=== Work instructions ===
[1] In the Everton text, rewrite the part between "I can still" and "Wimbledon after half-an-hour.", inclusive, with "grim" changed to "dreary".
[2] List every club the Everton text names in its sentence about home defeats.

=== Text excerpt ===

Quite clearly as it happens.

I'd rather not … but I do.

Like the time I put my arm through our porch door as a teenager, it's seared on my consciousness - because both were painful, scary experiences.

I vividly recall an Efan Ekoku inspired Norwich scoring five times at Goodison.

I can still see Bradley Allen plundering a Goodison hat-trick for QPR, in front of just 17,089 fans.

I remember home defeats by Aston Villa, Man United, West Ham, Sheffield Wednesday, Newcastle, Spurs and Blackburn.

And I remember the grim goalless draw with Coventry which looked like ending Everton's 40-year tenure as a top flight football club.

Nine times Everton were beaten in front of their own suffering supporters that season – plus two more in Cup competitions.

If they had made it 10 home league defeats, Everton would have been relegated – and they trailed 2-0 to Wimbledon after half-an-hour.

It really was the most wretched, harrowing season for punters who had forked out for season tickets.

=== Data records ===

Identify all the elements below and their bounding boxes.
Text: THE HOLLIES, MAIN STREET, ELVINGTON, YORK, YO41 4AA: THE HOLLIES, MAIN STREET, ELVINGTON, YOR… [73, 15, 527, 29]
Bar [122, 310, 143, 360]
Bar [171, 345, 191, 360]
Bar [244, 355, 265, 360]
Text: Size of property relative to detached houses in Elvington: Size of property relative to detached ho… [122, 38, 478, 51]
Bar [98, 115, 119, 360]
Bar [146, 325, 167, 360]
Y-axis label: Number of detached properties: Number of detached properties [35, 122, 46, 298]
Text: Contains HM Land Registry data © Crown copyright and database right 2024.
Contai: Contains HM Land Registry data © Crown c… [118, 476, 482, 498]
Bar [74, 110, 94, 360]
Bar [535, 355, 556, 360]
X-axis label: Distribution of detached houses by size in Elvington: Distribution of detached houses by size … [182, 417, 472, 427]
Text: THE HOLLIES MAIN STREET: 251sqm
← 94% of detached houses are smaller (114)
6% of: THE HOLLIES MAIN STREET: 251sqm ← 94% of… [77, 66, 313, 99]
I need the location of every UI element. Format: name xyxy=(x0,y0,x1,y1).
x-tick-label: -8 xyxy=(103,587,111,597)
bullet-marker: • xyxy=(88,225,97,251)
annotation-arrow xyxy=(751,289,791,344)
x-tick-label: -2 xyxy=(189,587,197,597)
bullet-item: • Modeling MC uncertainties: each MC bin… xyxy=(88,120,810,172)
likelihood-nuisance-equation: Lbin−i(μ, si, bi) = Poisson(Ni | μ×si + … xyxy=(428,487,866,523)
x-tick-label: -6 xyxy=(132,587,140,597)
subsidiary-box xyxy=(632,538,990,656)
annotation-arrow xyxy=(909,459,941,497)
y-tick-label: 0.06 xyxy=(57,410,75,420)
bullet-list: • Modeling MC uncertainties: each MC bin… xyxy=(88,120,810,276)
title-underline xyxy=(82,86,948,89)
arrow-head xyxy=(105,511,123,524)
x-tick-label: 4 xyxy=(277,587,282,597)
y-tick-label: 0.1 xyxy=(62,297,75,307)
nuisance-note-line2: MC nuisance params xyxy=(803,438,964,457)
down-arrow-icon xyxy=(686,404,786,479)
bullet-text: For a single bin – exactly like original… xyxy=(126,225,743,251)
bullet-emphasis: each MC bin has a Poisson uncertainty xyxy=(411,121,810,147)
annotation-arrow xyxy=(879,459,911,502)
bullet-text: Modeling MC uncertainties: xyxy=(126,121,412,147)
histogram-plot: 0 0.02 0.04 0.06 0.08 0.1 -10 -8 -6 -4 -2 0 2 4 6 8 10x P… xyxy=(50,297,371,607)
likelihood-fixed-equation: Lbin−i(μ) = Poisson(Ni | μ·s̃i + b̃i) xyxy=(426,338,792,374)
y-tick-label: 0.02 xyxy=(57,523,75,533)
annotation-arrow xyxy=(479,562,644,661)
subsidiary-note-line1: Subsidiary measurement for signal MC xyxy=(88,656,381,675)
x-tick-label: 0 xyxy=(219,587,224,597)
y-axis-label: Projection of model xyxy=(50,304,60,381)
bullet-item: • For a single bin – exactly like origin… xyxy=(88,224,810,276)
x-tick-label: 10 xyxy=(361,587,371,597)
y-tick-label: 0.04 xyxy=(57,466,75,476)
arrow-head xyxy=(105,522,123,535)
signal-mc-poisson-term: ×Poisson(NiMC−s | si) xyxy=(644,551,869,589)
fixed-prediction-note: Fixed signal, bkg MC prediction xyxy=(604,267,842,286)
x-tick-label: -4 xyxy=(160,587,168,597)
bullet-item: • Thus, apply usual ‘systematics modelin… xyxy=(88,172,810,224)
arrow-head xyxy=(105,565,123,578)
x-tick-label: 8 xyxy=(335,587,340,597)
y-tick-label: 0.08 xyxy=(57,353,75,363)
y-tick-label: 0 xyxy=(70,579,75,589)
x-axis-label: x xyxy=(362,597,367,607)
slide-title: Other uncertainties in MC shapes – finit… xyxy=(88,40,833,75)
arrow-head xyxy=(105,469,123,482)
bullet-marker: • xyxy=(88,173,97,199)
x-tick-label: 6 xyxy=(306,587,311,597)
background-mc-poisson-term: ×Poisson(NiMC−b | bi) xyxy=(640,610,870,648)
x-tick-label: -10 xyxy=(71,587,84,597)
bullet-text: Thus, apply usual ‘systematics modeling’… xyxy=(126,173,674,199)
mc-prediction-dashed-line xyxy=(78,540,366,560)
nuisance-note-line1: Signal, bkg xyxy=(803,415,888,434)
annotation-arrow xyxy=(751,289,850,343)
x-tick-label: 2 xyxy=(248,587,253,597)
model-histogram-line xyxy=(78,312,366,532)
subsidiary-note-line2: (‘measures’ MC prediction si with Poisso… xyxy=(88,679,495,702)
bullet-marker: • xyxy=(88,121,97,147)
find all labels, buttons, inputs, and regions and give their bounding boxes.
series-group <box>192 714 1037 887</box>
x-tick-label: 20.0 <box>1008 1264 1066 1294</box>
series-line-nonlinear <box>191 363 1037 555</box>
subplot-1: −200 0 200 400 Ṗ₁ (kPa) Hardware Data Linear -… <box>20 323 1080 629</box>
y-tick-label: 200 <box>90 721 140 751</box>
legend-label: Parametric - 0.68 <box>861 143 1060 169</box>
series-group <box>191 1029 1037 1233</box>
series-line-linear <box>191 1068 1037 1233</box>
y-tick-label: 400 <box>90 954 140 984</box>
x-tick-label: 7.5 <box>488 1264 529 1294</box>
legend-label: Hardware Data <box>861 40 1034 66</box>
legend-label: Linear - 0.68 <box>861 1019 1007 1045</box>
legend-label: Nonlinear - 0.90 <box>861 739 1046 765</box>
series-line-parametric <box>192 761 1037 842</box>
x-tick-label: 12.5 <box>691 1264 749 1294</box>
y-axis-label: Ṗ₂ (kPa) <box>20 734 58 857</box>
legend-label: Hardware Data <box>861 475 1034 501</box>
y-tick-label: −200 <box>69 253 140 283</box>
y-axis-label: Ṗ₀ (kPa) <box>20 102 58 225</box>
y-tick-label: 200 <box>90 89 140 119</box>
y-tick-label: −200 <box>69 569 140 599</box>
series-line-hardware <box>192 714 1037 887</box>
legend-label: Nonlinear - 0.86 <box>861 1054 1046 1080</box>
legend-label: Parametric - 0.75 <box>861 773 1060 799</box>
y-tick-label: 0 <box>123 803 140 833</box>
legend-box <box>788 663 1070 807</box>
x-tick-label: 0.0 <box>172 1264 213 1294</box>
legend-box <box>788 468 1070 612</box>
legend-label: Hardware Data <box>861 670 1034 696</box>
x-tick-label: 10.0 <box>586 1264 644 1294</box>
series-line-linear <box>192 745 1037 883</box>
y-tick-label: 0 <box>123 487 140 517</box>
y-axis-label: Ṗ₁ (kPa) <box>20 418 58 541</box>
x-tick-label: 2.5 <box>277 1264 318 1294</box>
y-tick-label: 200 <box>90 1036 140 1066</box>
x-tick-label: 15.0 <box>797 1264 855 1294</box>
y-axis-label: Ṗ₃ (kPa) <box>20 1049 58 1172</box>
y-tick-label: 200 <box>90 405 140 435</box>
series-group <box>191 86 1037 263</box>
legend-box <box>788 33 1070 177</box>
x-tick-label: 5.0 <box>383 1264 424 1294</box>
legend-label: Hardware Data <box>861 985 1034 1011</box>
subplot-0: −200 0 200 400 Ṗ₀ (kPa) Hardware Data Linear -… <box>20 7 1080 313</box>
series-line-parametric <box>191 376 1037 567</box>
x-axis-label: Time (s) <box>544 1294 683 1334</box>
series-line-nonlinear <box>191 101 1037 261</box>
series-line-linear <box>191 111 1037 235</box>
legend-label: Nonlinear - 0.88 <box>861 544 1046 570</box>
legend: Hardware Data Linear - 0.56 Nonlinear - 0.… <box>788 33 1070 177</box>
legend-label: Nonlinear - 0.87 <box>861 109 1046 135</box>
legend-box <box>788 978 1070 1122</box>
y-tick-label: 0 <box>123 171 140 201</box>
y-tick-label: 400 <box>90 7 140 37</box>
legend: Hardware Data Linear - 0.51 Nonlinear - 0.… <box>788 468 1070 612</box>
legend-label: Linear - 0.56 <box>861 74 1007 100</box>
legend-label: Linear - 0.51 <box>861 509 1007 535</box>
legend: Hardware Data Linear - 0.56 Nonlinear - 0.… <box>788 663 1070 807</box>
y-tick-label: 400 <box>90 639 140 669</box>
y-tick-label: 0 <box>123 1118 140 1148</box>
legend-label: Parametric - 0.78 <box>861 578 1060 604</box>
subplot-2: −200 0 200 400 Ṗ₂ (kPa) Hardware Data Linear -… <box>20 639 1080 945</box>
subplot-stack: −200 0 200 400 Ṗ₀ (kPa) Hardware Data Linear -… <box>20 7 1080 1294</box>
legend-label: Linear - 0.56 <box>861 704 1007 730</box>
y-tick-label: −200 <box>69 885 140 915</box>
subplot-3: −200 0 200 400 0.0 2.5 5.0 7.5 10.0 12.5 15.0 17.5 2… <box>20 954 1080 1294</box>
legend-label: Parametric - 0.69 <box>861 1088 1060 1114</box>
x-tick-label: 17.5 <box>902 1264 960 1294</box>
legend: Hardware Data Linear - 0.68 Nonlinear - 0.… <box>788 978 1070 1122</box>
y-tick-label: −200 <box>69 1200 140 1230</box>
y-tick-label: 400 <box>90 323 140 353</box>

===

=== List of answers ===
[1]
I can still see Bradley Allen plundering a Goodison hat-trick for QPR, in front of just 17,089 fans.

I remember home defeats by Aston Villa, Man United, West Ham, Sheffield Wednesday, Newcastle, Spurs and Blackburn.

And I remember the dreary goalless draw with Coventry which looked like ending Everton's 40-year tenure as a top flight football club.

Nine times Everton were beaten in front of their own suffering supporters that season – plus two more in Cup competitions.

If they had made it 10 home league defeats, Everton would have been relegated – and they trailed 2-0 to Wimbledon after half-an-hour.

[2] Aston Villa, Man United, West Ham, Sheffield Wednesday, Newcastle, Spurs, Blackburn